Collected data entries:

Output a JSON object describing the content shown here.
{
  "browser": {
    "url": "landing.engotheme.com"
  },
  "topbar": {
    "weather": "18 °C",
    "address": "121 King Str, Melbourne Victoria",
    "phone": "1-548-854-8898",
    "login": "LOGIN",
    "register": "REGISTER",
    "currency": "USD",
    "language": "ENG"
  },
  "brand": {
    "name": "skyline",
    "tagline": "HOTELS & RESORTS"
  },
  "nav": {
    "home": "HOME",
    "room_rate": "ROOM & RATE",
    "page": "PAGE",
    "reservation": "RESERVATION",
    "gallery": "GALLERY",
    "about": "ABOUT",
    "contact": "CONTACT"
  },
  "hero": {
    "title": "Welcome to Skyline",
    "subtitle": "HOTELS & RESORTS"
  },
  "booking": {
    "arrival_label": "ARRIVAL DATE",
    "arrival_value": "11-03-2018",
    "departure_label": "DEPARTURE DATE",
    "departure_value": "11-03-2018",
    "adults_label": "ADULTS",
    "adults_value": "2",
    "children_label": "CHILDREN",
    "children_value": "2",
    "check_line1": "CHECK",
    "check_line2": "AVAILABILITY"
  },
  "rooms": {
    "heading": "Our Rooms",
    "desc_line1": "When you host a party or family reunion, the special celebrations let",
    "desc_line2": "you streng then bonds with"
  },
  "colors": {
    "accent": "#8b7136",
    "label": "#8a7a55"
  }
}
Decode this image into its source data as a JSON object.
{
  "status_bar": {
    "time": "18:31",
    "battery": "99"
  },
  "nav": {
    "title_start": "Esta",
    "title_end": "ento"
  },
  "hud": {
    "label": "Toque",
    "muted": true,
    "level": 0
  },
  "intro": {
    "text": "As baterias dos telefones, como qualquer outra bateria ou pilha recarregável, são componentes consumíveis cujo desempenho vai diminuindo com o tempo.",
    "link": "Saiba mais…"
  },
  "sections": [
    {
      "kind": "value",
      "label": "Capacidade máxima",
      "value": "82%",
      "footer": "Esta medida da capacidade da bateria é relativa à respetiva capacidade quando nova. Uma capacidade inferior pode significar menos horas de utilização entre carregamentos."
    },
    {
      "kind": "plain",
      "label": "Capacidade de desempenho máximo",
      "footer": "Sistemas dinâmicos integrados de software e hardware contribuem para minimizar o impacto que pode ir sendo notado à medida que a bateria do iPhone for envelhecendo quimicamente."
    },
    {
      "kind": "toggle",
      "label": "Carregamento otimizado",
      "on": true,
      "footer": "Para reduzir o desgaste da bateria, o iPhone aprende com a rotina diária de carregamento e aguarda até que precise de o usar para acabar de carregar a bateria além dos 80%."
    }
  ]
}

• **EXERCISE**
The records above are to be copied in full, exactly as written.

• **WRITTEN REPLY**
Output a JSON object describing the content shown here.
{
  "browser": {
    "url": "landing.engotheme.com"
  },
  "topbar": {
    "weather": "18 °C",
    "address": "121 King Str, Melbourne Victoria",
    "phone": "1-548-854-8898",
    "login": "LOGIN",
    "register": "REGISTER",
    "currency": "USD",
    "language": "ENG"
  },
  "brand": {
    "name": "skyline",
    "tagline": "HOTELS & RESORTS"
  },
  "nav": {
    "home": "HOME",
    "room_rate": "ROOM & RATE",
    "page": "PAGE",
    "reservation": "RESERVATION",
    "gallery": "GALLERY",
    "about": "ABOUT",
    "contact": "CONTACT"
  },
  "hero": {
    "title": "Welcome to Skyline",
    "subtitle": "HOTELS & RESORTS"
  },
  "booking": {
    "arrival_label": "ARRIVAL DATE",
    "arrival_value": "11-03-2018",
    "departure_label": "DEPARTURE DATE",
    "departure_value": "11-03-2018",
    "adults_label": "ADULTS",
    "adults_value": "2",
    "children_label": "CHILDREN",
    "children_value": "2",
    "check_line1": "CHECK",
    "check_line2": "AVAILABILITY"
  },
  "rooms": {
    "heading": "Our Rooms",
    "desc_line1": "When you host a party or family reunion, the special celebrations let",
    "desc_line2": "you streng then bonds with"
  },
  "colors": {
    "accent": "#8b7136",
    "label": "#8a7a55"
  }
}
Decode this image into its source data as a JSON object.
{
  "status_bar": {
    "time": "18:31",
    "battery": "99"
  },
  "nav": {
    "title_start": "Esta",
    "title_end": "ento"
  },
  "hud": {
    "label": "Toque",
    "muted": true,
    "level": 0
  },
  "intro": {
    "text": "As baterias dos telefones, como qualquer outra bateria ou pilha recarregável, são componentes consumíveis cujo desempenho vai diminuindo com o tempo.",
    "link": "Saiba mais…"
  },
  "sections": [
    {
      "kind": "value",
      "label": "Capacidade máxima",
      "value": "82%",
      "footer": "Esta medida da capacidade da bateria é relativa à respetiva capacidade quando nova. Uma capacidade inferior pode significar menos horas de utilização entre carregamentos."
    },
    {
      "kind": "plain",
      "label": "Capacidade de desempenho máximo",
      "footer": "Sistemas dinâmicos integrados de software e hardware contribuem para minimizar o impacto que pode ir sendo notado à medida que a bateria do iPhone for envelhecendo quimicamente."
    },
    {
      "kind": "toggle",
      "label": "Carregamento otimizado",
      "on": true,
      "footer": "Para reduzir o desgaste da bateria, o iPhone aprende com a rotina diária de carregamento e aguarda até que precise de o usar para acabar de carregar a bateria além dos 80%."
    }
  ]
}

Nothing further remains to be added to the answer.